----- PAGE TEXT

Being a Photography major is such a bittersweet experience, I get praised a lot, and I get scuffed a lot too. Today's post is on how I got ripped to shreds in class, I just need to write this down.
First the bittersweet, you can see some of my photos in this weeks newspaper here I also did the photos for the stories of boys Soccer and Condom Gal too. That made my morning, there is a real feeling of accomplishments when you see a bunch of your photos gracing the pages of a university newspaper.
My Documentary Photo class is hard, I mean really hard. It's not just taking pictures of pretty things and lining them up to tell a story. It's craftsmanship, trying to make your point, having things speak for themselves. One of the first things I've learned is a picture is not always worth a 1000 words as the old saying goes. A picture to a trained eye isn't just about content, and appearance but about color, lighting, filters, macro, editing, people, trash etc.
Here is my photo essay I turned in today:
Inside the Outside
The major complaints were that they didn't flow together, I tried to explain my idea of landscape and then the small things, like details in spiders the size of flea's and the beautiful leaf veins. At one point I had a girl getting so aggressive with me saying that I needed to make them all macro, because she didn't understand the title "Inside the Outside", that all macro would make more sense to her. I was pretty defensive because I had worked so hard on this project, I mentioned that I had spent hours and lots of hiking to get some of these photos and then the teacher reprimanded me for saying so. Then another peer said "so this project is Laura in the mountains? Because basically you're telling us you busted your butt getting these photos" Then right on cue my teacher said that I need to make things look easy and effortless even though I worked hard for it, giving me the impression that saying I worked hard isn't kosher in the art world.

----------
----- DATA LISTING

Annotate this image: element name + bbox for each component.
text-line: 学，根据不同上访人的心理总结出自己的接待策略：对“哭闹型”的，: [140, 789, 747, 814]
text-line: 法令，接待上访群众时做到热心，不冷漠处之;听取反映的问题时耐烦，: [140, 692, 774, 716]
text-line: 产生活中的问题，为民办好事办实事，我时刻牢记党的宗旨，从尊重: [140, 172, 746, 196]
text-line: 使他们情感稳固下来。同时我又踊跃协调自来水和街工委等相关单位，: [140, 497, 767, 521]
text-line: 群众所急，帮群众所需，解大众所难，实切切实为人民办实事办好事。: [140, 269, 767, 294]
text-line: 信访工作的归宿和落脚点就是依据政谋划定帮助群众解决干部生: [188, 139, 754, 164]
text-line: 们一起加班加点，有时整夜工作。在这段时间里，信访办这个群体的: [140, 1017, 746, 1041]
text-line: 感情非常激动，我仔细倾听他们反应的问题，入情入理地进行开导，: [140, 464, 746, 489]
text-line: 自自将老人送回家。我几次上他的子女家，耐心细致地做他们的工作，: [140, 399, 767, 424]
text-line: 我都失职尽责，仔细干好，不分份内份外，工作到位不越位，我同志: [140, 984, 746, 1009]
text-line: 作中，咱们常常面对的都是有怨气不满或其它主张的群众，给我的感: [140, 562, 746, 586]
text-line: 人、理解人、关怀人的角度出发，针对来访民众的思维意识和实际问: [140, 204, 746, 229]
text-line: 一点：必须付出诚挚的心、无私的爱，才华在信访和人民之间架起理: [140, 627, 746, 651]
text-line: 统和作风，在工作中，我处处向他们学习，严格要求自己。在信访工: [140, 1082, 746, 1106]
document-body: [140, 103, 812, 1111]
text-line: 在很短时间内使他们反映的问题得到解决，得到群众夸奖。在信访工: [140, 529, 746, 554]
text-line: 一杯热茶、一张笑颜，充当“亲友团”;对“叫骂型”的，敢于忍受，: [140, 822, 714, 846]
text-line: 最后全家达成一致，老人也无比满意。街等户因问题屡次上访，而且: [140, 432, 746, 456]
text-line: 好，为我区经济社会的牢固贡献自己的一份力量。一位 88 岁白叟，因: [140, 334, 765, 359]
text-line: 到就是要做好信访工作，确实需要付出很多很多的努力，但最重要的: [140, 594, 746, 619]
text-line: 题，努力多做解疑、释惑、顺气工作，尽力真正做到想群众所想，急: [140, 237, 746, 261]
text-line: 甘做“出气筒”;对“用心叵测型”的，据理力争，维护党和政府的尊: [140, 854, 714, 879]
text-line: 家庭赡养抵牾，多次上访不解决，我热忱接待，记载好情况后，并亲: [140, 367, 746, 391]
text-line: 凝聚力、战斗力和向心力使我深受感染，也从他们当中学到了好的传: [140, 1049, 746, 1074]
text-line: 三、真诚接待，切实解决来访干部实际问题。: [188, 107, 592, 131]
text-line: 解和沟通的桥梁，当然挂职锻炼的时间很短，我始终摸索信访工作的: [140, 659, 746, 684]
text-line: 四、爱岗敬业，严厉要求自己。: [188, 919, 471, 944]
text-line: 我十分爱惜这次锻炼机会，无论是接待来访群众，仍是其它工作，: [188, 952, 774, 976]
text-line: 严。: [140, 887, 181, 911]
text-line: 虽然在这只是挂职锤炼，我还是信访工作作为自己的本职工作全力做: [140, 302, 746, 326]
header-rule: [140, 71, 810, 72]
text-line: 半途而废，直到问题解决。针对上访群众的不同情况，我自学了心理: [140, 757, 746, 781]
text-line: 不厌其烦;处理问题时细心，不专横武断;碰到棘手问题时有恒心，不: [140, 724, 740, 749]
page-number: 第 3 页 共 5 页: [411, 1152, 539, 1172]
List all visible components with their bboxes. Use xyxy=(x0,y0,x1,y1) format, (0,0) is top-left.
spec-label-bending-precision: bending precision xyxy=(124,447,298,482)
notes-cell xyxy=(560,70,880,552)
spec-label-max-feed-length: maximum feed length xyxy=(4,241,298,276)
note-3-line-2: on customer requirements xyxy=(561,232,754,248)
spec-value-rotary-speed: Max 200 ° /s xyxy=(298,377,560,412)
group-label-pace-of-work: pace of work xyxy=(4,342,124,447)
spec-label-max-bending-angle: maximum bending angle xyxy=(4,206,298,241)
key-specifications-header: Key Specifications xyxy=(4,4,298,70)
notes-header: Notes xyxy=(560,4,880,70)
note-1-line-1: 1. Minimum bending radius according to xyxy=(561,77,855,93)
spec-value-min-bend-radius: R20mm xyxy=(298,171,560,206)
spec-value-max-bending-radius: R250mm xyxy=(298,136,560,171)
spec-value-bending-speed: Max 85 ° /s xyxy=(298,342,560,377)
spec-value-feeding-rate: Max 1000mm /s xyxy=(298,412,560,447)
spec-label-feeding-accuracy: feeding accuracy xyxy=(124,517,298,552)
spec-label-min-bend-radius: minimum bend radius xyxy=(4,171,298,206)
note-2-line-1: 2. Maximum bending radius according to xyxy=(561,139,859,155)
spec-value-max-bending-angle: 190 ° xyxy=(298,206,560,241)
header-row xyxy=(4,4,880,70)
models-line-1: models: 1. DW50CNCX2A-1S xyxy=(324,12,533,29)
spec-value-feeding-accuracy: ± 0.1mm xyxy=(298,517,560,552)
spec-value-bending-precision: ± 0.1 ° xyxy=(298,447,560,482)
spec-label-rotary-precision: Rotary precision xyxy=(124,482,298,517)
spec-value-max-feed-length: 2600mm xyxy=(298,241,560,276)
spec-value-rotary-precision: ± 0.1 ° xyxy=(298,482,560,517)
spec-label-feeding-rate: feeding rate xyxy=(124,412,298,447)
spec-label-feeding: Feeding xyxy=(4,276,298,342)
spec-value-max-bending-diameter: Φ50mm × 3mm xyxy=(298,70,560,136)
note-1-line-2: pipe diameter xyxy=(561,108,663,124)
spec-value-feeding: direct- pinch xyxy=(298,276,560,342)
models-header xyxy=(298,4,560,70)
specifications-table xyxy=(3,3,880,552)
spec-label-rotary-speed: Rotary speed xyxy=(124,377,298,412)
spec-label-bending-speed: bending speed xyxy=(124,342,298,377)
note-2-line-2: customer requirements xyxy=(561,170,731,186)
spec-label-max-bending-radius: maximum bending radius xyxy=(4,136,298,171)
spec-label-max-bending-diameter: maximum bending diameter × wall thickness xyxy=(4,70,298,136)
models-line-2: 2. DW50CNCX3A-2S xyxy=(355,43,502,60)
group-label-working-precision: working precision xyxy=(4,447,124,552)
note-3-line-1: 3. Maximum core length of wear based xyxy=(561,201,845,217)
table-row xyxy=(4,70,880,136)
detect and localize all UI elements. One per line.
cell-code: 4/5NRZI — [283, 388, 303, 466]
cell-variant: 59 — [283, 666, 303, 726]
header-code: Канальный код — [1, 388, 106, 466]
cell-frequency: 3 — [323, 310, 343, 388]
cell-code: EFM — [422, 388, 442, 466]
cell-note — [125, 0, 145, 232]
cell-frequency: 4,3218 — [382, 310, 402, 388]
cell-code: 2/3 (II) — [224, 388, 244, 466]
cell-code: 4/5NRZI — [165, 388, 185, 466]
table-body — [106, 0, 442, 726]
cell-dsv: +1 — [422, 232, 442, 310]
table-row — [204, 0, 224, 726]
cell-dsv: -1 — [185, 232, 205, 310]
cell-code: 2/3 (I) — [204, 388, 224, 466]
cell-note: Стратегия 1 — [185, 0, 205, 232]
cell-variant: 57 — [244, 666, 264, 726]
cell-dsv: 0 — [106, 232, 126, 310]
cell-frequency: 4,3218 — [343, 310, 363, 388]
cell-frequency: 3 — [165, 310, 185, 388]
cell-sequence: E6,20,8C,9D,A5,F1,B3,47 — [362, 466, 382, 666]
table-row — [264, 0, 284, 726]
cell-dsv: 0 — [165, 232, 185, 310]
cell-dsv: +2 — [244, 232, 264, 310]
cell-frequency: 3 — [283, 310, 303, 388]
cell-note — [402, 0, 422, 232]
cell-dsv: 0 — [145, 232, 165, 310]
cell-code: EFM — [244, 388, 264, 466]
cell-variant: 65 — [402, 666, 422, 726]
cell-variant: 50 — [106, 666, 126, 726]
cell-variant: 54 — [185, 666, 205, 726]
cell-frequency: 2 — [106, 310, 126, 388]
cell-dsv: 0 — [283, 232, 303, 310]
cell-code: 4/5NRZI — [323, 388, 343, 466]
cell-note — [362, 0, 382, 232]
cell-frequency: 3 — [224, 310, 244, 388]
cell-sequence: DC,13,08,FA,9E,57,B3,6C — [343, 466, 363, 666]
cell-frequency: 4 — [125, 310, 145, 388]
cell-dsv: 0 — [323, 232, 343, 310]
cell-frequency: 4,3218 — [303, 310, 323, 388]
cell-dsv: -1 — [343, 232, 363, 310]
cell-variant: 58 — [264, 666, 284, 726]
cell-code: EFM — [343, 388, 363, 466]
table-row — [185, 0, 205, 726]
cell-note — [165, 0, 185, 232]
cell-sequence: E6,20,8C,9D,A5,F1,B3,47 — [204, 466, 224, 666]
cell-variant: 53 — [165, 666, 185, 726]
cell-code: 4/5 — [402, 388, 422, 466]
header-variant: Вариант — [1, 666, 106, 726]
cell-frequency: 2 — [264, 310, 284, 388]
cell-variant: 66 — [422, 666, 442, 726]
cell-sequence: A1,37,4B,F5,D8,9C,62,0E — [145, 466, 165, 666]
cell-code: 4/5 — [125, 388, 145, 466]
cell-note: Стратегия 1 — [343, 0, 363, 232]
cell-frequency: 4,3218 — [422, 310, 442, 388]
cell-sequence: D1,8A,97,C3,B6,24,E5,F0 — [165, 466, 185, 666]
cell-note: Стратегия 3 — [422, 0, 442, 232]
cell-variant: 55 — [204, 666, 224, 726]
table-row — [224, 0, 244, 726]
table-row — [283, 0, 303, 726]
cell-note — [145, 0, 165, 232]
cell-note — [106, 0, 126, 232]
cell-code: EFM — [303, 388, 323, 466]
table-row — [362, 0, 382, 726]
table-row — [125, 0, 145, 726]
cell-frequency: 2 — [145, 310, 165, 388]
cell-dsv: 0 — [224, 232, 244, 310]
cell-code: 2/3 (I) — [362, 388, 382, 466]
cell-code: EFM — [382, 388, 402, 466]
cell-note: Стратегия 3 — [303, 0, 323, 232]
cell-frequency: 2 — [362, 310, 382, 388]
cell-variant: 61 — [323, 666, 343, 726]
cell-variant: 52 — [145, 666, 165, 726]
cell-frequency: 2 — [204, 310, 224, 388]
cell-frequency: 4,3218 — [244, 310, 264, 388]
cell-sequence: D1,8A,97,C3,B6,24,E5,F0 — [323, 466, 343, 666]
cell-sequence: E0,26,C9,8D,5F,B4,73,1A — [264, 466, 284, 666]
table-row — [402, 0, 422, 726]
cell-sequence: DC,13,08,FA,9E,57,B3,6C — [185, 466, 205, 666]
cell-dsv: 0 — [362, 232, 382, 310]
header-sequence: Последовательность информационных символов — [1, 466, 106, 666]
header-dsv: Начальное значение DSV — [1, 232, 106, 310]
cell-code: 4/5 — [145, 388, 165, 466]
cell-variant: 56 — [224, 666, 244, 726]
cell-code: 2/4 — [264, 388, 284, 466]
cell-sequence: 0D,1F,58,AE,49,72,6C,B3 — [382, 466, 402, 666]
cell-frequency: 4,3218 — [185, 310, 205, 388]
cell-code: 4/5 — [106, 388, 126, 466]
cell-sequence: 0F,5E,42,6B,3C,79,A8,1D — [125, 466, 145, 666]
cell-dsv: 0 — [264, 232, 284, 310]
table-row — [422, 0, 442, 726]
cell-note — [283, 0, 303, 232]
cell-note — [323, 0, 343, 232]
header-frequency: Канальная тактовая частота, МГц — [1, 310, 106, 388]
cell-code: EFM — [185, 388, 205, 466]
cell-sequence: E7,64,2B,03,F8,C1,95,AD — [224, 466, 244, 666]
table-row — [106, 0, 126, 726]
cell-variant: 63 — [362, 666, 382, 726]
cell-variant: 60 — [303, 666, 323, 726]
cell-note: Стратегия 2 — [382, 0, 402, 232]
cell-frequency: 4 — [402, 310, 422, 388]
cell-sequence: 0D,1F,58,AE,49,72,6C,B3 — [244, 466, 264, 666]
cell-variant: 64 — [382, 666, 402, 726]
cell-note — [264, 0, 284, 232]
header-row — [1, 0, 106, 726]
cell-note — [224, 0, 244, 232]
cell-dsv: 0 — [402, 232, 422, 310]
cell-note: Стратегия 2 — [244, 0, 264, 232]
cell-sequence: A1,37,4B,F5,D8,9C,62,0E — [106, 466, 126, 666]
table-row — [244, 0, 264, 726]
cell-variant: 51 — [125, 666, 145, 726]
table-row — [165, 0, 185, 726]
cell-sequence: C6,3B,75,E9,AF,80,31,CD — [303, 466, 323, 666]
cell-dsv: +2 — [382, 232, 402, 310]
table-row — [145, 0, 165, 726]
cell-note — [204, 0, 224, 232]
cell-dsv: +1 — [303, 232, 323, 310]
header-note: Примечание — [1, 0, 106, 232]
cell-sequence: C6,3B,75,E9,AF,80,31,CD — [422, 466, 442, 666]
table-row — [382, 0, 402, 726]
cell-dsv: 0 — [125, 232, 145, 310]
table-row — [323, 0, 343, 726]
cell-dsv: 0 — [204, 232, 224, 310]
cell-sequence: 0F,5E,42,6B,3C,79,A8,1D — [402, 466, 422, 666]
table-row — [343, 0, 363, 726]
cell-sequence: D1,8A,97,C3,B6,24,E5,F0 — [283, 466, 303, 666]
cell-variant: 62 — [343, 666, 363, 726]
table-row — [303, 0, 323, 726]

----------

[EXERCISE TASKS]
**a)** Answer from the post about the photography class critique.
(i) Besides the writer's photos in this week's newspaper, which two stories did the writer also take photos for?
(ii) What was the title of the photo essay turned in today?
(iii) What did one classmate say all the photos needed to be?
**b)** Carry on the post about the photography class critique, picking up after its final sentence.

[ANSWERS FOR THE EXERCISE]
**a)**
(i) Boys Soccer and Condom Gal
(ii) Inside the Outside
(iii) Macro

**b)**
My knees are skinned, my ankle is sore, my camera bag is dirty, my muscles hurt, and my spirit is fractured.
But I'm not going to let this morning ruin anything, my teacher Kent Miles is incredibly talented and very good at what he does. I'm so thankful for him, he drives from SLC every morning just to teach us, I'm thankful for what he has to offer even if it makes me cry. I'm not giving up, I don't think my peers were wrong, I just think there is a better way of critiquing without damaging a person. I hate being ripped apart but it makes me work harder and shoot stronger. The other students get picked apart as well I just feel particularly picked on more, maybe because my work is good, maybe because I'm sensitive. But I keep other peoples feelings in mind when I critique, posting your art work on a projector for 30 people to look at, all with trained eyes, every week is hard, but I'm learning so much. I can only vent, not necessarily complain.
My body will heal, as will my spirit. I will be successful someday but in order to appreciate success I have to taste failure, even if I fail week after week. Now is the time to stretch, I only hope I can remain strong, and I will always be ready to stretch my creative mind.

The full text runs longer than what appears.